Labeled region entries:
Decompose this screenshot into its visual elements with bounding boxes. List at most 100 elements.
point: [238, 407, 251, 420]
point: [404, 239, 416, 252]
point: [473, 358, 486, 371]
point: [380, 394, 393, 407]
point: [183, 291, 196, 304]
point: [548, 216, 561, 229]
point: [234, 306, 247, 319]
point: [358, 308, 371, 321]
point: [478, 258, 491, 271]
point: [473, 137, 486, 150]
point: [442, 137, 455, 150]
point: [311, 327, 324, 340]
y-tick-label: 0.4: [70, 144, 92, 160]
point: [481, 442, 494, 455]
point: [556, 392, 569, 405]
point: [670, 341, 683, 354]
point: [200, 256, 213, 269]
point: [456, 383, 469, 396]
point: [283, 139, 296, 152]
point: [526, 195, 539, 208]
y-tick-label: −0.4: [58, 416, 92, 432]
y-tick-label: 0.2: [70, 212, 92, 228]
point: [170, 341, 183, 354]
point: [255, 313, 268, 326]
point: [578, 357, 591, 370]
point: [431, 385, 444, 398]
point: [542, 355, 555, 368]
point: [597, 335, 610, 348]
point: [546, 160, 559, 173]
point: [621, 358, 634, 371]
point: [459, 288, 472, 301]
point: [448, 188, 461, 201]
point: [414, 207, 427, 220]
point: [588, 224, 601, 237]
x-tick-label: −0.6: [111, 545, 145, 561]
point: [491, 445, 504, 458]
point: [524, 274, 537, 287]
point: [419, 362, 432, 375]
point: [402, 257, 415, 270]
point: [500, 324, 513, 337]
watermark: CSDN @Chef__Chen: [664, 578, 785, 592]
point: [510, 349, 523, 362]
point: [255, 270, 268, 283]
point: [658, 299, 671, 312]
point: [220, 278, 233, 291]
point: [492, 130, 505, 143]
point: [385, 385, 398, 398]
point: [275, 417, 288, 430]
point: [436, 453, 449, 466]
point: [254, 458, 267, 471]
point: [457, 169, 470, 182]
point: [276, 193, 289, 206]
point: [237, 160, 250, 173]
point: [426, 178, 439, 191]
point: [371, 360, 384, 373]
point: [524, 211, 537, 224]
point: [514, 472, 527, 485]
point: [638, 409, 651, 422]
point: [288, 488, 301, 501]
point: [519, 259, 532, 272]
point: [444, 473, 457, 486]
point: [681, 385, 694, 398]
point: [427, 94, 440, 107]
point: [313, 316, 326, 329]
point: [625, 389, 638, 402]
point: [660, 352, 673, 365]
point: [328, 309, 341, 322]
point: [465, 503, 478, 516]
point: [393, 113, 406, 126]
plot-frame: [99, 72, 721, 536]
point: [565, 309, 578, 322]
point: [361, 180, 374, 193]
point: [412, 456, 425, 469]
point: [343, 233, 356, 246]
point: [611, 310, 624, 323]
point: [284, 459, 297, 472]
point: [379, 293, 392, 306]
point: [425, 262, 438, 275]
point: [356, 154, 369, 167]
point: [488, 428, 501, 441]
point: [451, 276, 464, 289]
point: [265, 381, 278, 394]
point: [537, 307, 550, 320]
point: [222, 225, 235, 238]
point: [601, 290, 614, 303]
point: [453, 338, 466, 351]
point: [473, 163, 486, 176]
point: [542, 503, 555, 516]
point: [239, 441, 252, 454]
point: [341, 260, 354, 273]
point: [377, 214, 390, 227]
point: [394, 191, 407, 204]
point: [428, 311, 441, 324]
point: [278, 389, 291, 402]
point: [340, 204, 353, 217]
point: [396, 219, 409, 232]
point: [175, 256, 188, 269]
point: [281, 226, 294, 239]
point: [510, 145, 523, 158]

### Your instructions
Please reproduce the records word for word. Begin at the very first line and stop after the line that contains "point: [254, 458, 267, 471]", including that line.

### Task answer
Decompose this screenshot into its visual elements with bounding boxes. List at most 100 elements.
point: [238, 407, 251, 420]
point: [404, 239, 416, 252]
point: [473, 358, 486, 371]
point: [380, 394, 393, 407]
point: [183, 291, 196, 304]
point: [548, 216, 561, 229]
point: [234, 306, 247, 319]
point: [358, 308, 371, 321]
point: [478, 258, 491, 271]
point: [473, 137, 486, 150]
point: [442, 137, 455, 150]
point: [311, 327, 324, 340]
y-tick-label: 0.4: [70, 144, 92, 160]
point: [481, 442, 494, 455]
point: [556, 392, 569, 405]
point: [670, 341, 683, 354]
point: [200, 256, 213, 269]
point: [456, 383, 469, 396]
point: [283, 139, 296, 152]
point: [526, 195, 539, 208]
y-tick-label: −0.4: [58, 416, 92, 432]
y-tick-label: 0.2: [70, 212, 92, 228]
point: [170, 341, 183, 354]
point: [255, 313, 268, 326]
point: [578, 357, 591, 370]
point: [431, 385, 444, 398]
point: [542, 355, 555, 368]
point: [597, 335, 610, 348]
point: [546, 160, 559, 173]
point: [621, 358, 634, 371]
point: [459, 288, 472, 301]
point: [448, 188, 461, 201]
point: [414, 207, 427, 220]
point: [588, 224, 601, 237]
x-tick-label: −0.6: [111, 545, 145, 561]
point: [491, 445, 504, 458]
point: [524, 274, 537, 287]
point: [419, 362, 432, 375]
point: [402, 257, 415, 270]
point: [500, 324, 513, 337]
watermark: CSDN @Chef__Chen: [664, 578, 785, 592]
point: [510, 349, 523, 362]
point: [255, 270, 268, 283]
point: [658, 299, 671, 312]
point: [220, 278, 233, 291]
point: [492, 130, 505, 143]
point: [385, 385, 398, 398]
point: [275, 417, 288, 430]
point: [436, 453, 449, 466]
point: [254, 458, 267, 471]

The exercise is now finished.